The entries below need to be written out exactly, with no pictures included.

------ Records for this exercise ------

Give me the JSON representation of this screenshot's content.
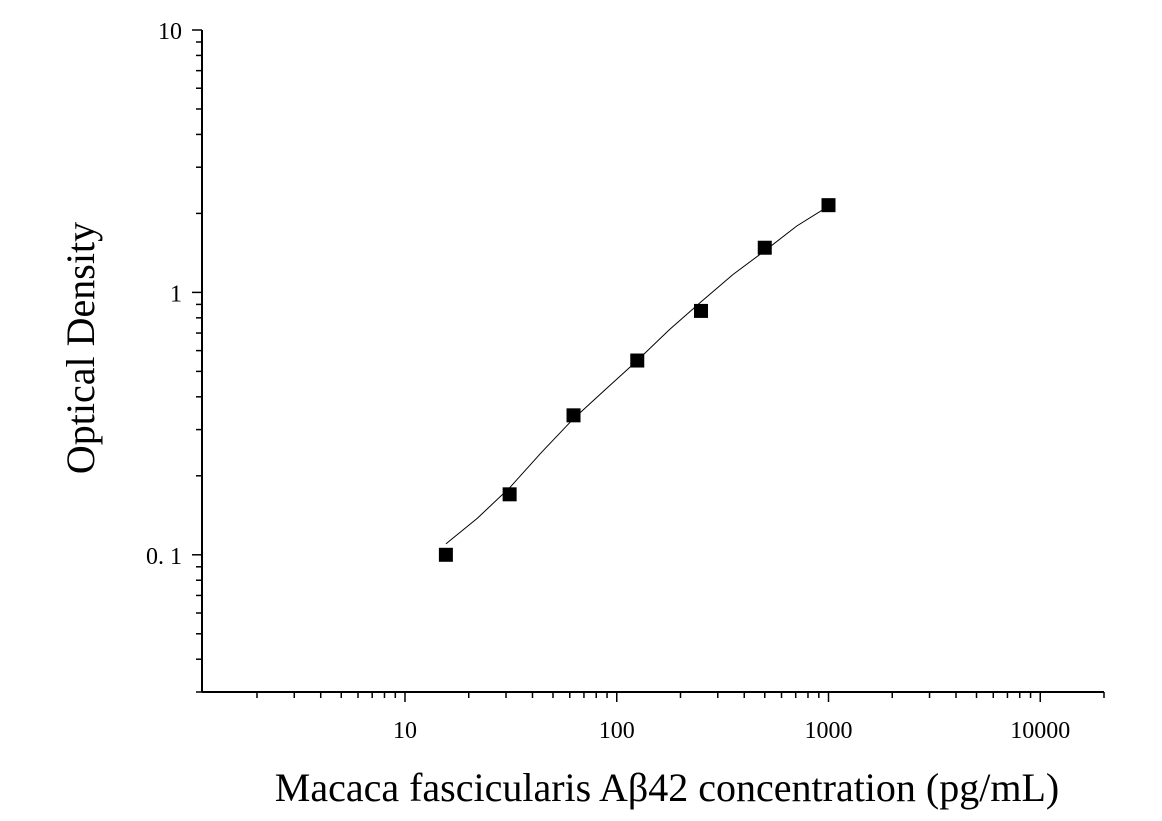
{
  "chart_data": {
    "type": "scatter",
    "xlabel": "Macaca fascicularis Aβ42 concentration (pg/mL)",
    "ylabel": "Optical Density",
    "x_scale": "log",
    "y_scale": "log",
    "xlim": [
      1.1,
      20000
    ],
    "ylim": [
      0.03,
      10
    ],
    "x_ticks": [
      {
        "value": 10,
        "label": "10"
      },
      {
        "value": 100,
        "label": "100"
      },
      {
        "value": 1000,
        "label": "1000"
      },
      {
        "value": 10000,
        "label": "10000"
      }
    ],
    "y_ticks": [
      {
        "value": 0.1,
        "label": "0. 1"
      },
      {
        "value": 1,
        "label": "1"
      },
      {
        "value": 10,
        "label": "10"
      }
    ],
    "grid": false,
    "series": [
      {
        "marker": "square",
        "color": "#000000",
        "x": [
          15.6,
          31.2,
          62.5,
          125,
          250,
          500,
          1000
        ],
        "y": [
          0.1,
          0.17,
          0.34,
          0.55,
          0.85,
          1.48,
          2.15
        ]
      }
    ],
    "fit_curve": {
      "color": "#000000",
      "x": [
        15.6,
        22,
        31.2,
        44,
        62.5,
        88,
        125,
        177,
        250,
        354,
        500,
        707,
        1000
      ],
      "y": [
        0.11,
        0.138,
        0.18,
        0.245,
        0.33,
        0.425,
        0.55,
        0.72,
        0.92,
        1.17,
        1.44,
        1.79,
        2.13
      ]
    }
  }
}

------

- The response -
Give me the JSON representation of this screenshot's content.
{
  "chart_data": {
    "type": "scatter",
    "xlabel": "Macaca fascicularis Aβ42 concentration (pg/mL)",
    "ylabel": "Optical Density",
    "x_scale": "log",
    "y_scale": "log",
    "xlim": [
      1.1,
      20000
    ],
    "ylim": [
      0.03,
      10
    ],
    "x_ticks": [
      {
        "value": 10,
        "label": "10"
      },
      {
        "value": 100,
        "label": "100"
      },
      {
        "value": 1000,
        "label": "1000"
      },
      {
        "value": 10000,
        "label": "10000"
      }
    ],
    "y_ticks": [
      {
        "value": 0.1,
        "label": "0. 1"
      },
      {
        "value": 1,
        "label": "1"
      },
      {
        "value": 10,
        "label": "10"
      }
    ],
    "grid": false,
    "series": [
      {
        "marker": "square",
        "color": "#000000",
        "x": [
          15.6,
          31.2,
          62.5,
          125,
          250,
          500,
          1000
        ],
        "y": [
          0.1,
          0.17,
          0.34,
          0.55,
          0.85,
          1.48,
          2.15
        ]
      }
    ],
    "fit_curve": {
      "color": "#000000",
      "x": [
        15.6,
        22,
        31.2,
        44,
        62.5,
        88,
        125,
        177,
        250,
        354,
        500,
        707,
        1000
      ],
      "y": [
        0.11,
        0.138,
        0.18,
        0.245,
        0.33,
        0.425,
        0.55,
        0.72,
        0.92,
        1.17,
        1.44,
        1.79,
        2.13
      ]
    }
  }
}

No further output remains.